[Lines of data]
· · · ·
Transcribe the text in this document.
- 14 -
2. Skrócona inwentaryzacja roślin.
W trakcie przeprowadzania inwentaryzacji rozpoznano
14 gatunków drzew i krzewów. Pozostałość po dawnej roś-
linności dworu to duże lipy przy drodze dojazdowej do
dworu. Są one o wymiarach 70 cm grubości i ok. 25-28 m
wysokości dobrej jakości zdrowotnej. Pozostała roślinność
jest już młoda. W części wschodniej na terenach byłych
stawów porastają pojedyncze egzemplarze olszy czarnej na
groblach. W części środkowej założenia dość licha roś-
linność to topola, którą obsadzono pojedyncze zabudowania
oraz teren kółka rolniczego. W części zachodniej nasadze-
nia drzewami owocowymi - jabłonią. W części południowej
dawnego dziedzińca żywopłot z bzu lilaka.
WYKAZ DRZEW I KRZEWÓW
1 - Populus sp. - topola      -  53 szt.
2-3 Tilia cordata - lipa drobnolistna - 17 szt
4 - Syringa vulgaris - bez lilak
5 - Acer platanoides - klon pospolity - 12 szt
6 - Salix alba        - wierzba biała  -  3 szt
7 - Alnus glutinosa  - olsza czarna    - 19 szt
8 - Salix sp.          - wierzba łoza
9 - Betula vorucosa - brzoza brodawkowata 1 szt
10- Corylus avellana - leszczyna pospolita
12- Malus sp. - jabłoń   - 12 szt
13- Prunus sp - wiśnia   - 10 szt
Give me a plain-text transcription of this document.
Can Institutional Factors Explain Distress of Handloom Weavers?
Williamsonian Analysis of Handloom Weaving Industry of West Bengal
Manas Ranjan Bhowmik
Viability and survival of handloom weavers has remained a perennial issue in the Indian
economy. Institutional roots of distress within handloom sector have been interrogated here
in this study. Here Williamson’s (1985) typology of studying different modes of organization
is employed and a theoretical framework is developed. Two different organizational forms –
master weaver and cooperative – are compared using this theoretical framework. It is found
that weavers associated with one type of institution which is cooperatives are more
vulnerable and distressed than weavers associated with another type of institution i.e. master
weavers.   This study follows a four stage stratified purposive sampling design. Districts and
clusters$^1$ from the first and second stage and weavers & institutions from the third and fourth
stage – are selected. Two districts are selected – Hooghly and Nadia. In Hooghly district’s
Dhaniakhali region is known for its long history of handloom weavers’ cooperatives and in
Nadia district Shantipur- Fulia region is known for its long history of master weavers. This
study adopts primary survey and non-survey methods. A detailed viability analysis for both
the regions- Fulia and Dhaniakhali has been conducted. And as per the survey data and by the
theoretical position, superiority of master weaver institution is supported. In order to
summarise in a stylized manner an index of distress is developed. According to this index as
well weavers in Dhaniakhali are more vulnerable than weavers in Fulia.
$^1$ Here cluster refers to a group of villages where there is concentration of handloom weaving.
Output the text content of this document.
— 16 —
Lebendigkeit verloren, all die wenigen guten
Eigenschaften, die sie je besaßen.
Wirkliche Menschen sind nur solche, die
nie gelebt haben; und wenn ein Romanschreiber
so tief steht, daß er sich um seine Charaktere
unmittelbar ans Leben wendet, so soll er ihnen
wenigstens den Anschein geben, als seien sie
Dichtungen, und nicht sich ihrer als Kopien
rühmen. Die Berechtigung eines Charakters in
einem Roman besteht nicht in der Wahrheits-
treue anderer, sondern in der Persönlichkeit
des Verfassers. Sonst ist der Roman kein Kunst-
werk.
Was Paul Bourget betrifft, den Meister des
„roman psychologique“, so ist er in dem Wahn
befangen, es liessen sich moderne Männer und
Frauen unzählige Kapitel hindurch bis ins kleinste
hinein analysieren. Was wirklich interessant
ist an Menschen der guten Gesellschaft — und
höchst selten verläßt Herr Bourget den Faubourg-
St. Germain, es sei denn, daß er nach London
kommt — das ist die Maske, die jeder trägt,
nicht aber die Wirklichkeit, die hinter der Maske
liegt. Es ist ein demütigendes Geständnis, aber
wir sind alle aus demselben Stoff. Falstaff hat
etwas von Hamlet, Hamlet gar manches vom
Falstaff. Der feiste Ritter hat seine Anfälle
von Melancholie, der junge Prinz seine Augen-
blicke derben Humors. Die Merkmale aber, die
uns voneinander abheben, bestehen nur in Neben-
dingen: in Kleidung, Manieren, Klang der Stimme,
· · · ·
> [EXERCISE BRIEF] All entries shown above should be printed again exactly.

> [ANSWER FOR THIS EXERCISE]
Transcribe the text in this document.
- 14 -
2. Skrócona inwentaryzacja roślin.
W trakcie przeprowadzania inwentaryzacji rozpoznano
14 gatunków drzew i krzewów. Pozostałość po dawnej roś-
linności dworu to duże lipy przy drodze dojazdowej do
dworu. Są one o wymiarach 70 cm grubości i ok. 25-28 m
wysokości dobrej jakości zdrowotnej. Pozostała roślinność
jest już młoda. W części wschodniej na terenach byłych
stawów porastają pojedyncze egzemplarze olszy czarnej na
groblach. W części środkowej założenia dość licha roś-
linność to topola, którą obsadzono pojedyncze zabudowania
oraz teren kółka rolniczego. W części zachodniej nasadze-
nia drzewami owocowymi - jabłonią. W części południowej
dawnego dziedzińca żywopłot z bzu lilaka.
WYKAZ DRZEW I KRZEWÓW
1 - Populus sp. - topola      -  53 szt.
2-3 Tilia cordata - lipa drobnolistna - 17 szt
4 - Syringa vulgaris - bez lilak
5 - Acer platanoides - klon pospolity - 12 szt
6 - Salix alba        - wierzba biała  -  3 szt
7 - Alnus glutinosa  - olsza czarna    - 19 szt
8 - Salix sp.          - wierzba łoza
9 - Betula vorucosa - brzoza brodawkowata 1 szt
10- Corylus avellana - leszczyna pospolita
12- Malus sp. - jabłoń   - 12 szt
13- Prunus sp - wiśnia   - 10 szt
Give me a plain-text transcription of this document.
Can Institutional Factors Explain Distress of Handloom Weavers?
Williamsonian Analysis of Handloom Weaving Industry of West Bengal
Manas Ranjan Bhowmik
Viability and survival of handloom weavers has remained a perennial issue in the Indian
economy. Institutional roots of distress within handloom sector have been interrogated here
in this study. Here Williamson’s (1985) typology of studying different modes of organization
is employed and a theoretical framework is developed. Two different organizational forms –
master weaver and cooperative – are compared using this theoretical framework. It is found
that weavers associated with one type of institution which is cooperatives are more
vulnerable and distressed than weavers associated with another type of institution i.e. master
weavers.   This study follows a four stage stratified purposive sampling design. Districts and
clusters$^1$ from the first and second stage and weavers & institutions from the third and fourth
stage – are selected. Two districts are selected – Hooghly and Nadia. In Hooghly district’s
Dhaniakhali region is known for its long history of handloom weavers’ cooperatives and in
Nadia district Shantipur- Fulia region is known for its long history of master weavers. This
study adopts primary survey and non-survey methods. A detailed viability analysis for both
the regions- Fulia and Dhaniakhali has been conducted. And as per the survey data and by the
theoretical position, superiority of master weaver institution is supported. In order to
summarise in a stylized manner an index of distress is developed. According to this index as
well weavers in Dhaniakhali are more vulnerable than weavers in Fulia.
$^1$ Here cluster refers to a group of villages where there is concentration of handloom weaving.
Output the text content of this document.
— 16 —
Lebendigkeit verloren, all die wenigen guten
Eigenschaften, die sie je besaßen.
Wirkliche Menschen sind nur solche, die
nie gelebt haben; und wenn ein Romanschreiber
so tief steht, daß er sich um seine Charaktere
unmittelbar ans Leben wendet, so soll er ihnen
wenigstens den Anschein geben, als seien sie
Dichtungen, und nicht sich ihrer als Kopien
rühmen. Die Berechtigung eines Charakters in
einem Roman besteht nicht in der Wahrheits-
treue anderer, sondern in der Persönlichkeit
des Verfassers. Sonst ist der Roman kein Kunst-
werk.
Was Paul Bourget betrifft, den Meister des
„roman psychologique“, so ist er in dem Wahn
befangen, es liessen sich moderne Männer und
Frauen unzählige Kapitel hindurch bis ins kleinste
hinein analysieren. Was wirklich interessant
ist an Menschen der guten Gesellschaft — und
höchst selten verläßt Herr Bourget den Faubourg-
St. Germain, es sei denn, daß er nach London
kommt — das ist die Maske, die jeder trägt,
nicht aber die Wirklichkeit, die hinter der Maske
liegt. Es ist ein demütigendes Geständnis, aber
wir sind alle aus demselben Stoff. Falstaff hat
etwas von Hamlet, Hamlet gar manches vom
Falstaff. Der feiste Ritter hat seine Anfälle
von Melancholie, der junge Prinz seine Augen-
blicke derben Humors. Die Merkmale aber, die
uns voneinander abheben, bestehen nur in Neben-
dingen: in Kleidung, Manieren, Klang der Stimme,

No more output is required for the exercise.